start RECORDS SUPPLIED

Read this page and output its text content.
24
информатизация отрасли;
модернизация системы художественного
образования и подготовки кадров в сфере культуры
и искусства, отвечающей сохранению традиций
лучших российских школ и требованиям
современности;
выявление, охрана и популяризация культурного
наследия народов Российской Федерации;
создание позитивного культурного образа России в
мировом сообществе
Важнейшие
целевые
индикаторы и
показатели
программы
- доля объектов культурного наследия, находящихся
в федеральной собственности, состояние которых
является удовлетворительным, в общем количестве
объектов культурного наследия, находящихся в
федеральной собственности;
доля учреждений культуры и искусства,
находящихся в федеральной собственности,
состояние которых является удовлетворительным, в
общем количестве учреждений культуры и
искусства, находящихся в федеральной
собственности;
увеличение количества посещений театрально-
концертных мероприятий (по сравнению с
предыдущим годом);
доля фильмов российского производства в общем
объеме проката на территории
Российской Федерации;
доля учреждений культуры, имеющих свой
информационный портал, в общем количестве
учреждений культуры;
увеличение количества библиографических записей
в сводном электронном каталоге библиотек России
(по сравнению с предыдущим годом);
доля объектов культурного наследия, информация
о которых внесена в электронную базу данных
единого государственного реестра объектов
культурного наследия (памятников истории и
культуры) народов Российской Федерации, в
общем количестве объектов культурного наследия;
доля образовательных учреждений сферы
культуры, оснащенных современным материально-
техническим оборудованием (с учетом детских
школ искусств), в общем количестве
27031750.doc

end RECORDS SUPPLIED

--- EXERCISE REQUIREMENTS ---
Which lines hold the word "общем"? Return all of them from the records above.

--- SOLUTION ---
является удовлетворительным, в общем количестве
общем количестве учреждений культуры и
доля фильмов российского производства в общем
информационный портал, в общем количестве
общем количестве объектов культурного наследия;
школ искусств), в общем количестве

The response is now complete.